··· SUPPLIED MATERIAL ···

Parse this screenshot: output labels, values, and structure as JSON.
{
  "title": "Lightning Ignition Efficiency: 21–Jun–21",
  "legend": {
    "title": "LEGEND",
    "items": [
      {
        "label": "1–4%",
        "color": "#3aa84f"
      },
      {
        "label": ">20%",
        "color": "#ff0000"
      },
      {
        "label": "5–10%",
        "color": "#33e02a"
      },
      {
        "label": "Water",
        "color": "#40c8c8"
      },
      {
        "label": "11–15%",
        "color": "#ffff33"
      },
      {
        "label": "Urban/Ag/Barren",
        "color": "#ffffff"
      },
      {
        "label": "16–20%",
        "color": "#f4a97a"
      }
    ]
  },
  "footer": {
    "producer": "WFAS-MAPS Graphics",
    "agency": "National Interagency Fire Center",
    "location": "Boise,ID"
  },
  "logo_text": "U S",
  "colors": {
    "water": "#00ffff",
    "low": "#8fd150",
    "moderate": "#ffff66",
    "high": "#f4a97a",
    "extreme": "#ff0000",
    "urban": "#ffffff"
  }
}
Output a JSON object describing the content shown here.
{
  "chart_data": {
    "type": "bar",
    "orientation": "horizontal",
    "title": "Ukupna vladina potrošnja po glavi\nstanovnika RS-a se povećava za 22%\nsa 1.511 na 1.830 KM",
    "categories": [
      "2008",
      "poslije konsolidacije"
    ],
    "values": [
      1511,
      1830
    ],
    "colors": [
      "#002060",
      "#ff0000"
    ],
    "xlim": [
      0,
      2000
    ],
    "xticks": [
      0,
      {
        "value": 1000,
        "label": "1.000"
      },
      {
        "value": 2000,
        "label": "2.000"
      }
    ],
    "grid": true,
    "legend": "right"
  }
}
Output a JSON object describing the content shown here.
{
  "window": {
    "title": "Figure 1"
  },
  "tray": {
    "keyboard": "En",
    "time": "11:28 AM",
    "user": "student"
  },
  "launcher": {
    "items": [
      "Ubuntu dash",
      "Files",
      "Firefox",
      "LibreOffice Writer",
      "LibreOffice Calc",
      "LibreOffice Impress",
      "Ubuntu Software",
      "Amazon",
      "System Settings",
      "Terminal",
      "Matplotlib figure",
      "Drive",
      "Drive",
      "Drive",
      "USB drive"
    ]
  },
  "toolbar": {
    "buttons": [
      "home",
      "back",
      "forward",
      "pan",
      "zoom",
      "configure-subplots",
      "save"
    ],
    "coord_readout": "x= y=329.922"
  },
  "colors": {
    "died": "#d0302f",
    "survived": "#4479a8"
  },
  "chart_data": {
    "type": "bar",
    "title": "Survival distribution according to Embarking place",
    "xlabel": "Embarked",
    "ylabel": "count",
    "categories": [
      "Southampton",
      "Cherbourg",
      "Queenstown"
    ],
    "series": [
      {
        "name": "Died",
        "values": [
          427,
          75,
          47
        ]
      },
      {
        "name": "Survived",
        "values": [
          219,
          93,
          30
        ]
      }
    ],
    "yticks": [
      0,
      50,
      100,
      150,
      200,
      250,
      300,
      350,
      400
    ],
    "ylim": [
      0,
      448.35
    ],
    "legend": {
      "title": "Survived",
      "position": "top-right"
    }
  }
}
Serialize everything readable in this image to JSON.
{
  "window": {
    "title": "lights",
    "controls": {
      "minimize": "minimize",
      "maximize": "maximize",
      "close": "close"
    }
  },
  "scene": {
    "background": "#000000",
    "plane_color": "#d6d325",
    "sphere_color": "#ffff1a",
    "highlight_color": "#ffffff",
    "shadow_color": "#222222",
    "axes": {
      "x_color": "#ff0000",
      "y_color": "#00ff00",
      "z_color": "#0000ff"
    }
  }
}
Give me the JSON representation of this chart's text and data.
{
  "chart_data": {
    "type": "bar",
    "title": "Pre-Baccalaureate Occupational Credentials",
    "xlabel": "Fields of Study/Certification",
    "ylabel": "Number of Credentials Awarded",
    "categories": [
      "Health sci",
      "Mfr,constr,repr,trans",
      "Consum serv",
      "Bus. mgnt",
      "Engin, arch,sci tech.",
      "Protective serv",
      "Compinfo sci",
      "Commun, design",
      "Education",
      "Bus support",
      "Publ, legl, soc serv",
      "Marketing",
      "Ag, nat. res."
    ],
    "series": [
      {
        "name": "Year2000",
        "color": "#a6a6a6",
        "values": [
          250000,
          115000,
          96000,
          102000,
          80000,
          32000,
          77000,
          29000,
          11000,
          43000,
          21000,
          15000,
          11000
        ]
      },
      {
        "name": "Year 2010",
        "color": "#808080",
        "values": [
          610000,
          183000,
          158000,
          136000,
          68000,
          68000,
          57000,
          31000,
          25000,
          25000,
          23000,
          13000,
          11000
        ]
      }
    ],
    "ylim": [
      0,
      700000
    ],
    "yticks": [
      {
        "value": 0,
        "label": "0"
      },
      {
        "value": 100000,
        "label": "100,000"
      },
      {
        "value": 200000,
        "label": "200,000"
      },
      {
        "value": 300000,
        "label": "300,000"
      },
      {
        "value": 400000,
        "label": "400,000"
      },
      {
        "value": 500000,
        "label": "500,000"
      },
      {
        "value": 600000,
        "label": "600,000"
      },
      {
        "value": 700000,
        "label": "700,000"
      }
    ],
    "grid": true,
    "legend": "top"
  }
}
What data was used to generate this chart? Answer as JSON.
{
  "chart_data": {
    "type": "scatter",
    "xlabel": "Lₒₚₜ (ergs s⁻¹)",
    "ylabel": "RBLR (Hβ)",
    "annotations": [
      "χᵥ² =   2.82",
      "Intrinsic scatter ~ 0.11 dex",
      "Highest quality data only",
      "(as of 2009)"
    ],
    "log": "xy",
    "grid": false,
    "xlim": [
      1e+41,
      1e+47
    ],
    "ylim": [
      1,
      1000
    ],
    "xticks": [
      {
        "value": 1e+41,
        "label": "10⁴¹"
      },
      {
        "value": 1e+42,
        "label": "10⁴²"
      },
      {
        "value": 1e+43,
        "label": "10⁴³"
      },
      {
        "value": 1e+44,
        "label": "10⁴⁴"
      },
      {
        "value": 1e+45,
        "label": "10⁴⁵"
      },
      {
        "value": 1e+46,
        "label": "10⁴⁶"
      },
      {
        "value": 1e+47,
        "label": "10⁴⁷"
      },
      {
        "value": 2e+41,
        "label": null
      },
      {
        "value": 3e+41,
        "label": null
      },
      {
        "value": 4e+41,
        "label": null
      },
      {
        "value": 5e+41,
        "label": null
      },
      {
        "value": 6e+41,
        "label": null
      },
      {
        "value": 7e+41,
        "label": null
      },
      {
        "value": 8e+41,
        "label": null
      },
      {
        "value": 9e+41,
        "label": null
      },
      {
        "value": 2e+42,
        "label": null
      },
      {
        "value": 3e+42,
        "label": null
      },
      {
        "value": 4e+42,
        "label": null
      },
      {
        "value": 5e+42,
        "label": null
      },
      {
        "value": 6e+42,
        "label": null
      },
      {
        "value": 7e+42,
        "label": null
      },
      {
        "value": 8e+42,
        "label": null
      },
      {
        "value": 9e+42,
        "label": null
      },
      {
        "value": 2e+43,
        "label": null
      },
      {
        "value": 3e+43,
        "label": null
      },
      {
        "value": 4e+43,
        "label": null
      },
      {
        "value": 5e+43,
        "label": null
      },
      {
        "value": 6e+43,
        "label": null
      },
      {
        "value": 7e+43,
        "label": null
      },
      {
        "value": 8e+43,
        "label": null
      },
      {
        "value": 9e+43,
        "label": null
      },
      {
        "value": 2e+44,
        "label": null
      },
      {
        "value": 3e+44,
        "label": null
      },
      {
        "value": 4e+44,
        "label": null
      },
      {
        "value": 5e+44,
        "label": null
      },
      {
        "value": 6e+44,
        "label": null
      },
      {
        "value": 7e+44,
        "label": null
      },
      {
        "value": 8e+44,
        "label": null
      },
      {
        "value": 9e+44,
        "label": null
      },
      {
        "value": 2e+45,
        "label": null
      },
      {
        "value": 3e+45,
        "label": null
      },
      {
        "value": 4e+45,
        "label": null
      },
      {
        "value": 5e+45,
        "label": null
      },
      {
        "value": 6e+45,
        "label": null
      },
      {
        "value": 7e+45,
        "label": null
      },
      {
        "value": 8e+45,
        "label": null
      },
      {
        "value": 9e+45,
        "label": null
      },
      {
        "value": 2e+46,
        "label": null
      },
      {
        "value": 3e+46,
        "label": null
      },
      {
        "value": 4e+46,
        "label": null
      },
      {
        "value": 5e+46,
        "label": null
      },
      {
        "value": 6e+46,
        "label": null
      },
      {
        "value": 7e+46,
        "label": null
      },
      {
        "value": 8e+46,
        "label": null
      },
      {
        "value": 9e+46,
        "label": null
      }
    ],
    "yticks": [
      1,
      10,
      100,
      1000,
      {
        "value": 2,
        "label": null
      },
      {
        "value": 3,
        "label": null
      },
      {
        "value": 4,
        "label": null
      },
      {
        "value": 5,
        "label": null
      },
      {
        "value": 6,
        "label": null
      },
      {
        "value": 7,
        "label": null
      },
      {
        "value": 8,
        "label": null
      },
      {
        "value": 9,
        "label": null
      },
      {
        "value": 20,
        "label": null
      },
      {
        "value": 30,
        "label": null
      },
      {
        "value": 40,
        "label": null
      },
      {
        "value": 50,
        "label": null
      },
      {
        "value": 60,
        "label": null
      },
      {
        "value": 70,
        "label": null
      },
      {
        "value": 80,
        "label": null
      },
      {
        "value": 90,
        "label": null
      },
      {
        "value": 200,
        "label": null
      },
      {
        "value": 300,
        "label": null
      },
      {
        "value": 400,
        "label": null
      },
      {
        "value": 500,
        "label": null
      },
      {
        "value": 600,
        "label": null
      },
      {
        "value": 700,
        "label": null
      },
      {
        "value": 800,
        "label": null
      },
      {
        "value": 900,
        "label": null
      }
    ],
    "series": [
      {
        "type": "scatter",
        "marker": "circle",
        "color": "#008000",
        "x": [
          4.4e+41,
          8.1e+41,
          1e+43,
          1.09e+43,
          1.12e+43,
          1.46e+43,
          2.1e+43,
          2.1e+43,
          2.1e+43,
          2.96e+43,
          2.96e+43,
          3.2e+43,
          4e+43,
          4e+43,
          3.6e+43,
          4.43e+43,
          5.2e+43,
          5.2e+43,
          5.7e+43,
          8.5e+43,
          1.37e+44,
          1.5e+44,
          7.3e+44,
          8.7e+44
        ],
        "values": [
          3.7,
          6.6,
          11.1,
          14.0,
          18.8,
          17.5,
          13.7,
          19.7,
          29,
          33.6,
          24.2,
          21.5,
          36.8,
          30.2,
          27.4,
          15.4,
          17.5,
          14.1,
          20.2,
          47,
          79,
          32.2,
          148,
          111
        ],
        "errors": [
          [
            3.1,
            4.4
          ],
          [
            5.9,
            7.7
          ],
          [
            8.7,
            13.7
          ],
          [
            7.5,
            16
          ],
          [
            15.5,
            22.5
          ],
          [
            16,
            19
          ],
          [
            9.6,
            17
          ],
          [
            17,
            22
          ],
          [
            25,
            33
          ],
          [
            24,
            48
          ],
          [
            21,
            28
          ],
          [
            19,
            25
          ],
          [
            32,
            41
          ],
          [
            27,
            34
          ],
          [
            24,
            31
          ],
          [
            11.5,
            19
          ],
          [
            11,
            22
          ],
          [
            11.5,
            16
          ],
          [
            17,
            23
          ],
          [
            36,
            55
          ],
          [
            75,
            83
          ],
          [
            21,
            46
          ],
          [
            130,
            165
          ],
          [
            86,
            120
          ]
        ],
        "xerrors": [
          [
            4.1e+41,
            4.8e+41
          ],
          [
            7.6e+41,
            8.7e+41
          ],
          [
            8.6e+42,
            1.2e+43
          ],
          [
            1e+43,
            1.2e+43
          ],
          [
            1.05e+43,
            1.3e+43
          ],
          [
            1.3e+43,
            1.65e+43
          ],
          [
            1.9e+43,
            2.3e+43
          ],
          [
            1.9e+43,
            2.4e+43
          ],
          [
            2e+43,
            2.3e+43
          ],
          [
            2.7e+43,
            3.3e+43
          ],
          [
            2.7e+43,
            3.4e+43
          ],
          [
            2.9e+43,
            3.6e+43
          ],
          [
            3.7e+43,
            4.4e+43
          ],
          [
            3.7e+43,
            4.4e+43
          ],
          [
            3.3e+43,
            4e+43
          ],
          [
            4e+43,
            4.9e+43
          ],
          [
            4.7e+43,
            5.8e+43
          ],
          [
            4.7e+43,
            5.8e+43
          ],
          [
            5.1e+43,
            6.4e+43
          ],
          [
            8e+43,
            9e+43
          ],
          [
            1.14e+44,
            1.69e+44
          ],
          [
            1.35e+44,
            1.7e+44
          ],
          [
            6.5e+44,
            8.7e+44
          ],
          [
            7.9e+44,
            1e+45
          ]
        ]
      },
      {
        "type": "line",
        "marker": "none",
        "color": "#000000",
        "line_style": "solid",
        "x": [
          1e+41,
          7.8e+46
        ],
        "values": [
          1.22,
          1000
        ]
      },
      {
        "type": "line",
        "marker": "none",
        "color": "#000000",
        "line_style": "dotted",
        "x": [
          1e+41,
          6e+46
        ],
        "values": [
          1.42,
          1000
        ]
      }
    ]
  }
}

···

PROBLEM DESCRIPTION.
In the records above, find each line holding "name" and copy it.

RESPONSE.
        "name": "Died",
        "name": "Survived",
        "name": "Year2000",
        "name": "Year 2010",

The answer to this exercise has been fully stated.